Data entries
-------
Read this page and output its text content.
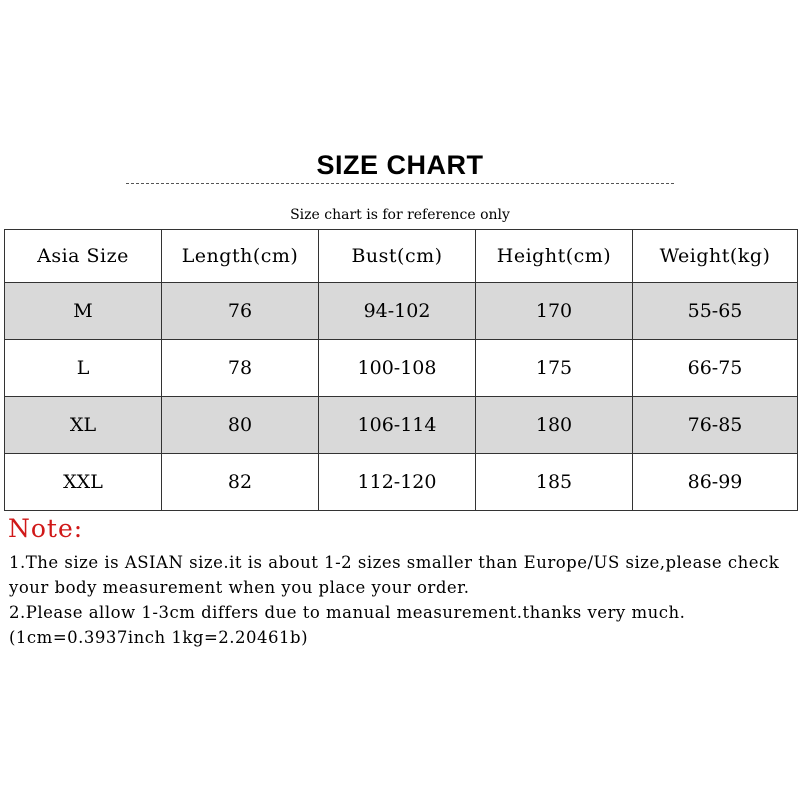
SIZE CHART
Size chart is for reference only
Asia Size	Length(cm)	Bust(cm)	Height(cm)	Weight(kg)
M	76	94-102	170	55-65
L	78	100-108	175	66-75
XL	80	106-114	180	76-85
XXL	82	112-120	185	86-99
Note:

1.The size is ASIAN size.it is about 1-2 sizes smaller than Europe/US size,please check your body measurement when you place your order.

2.Please allow 1-3cm differs due to manual measurement.thanks very much.(1cm=0.3937inch 1kg=2.20461b)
-------
* [Goal]:
How many lines of the listing above include the word "measurement"? Reply with the number alone.

* [Expected answer]:
2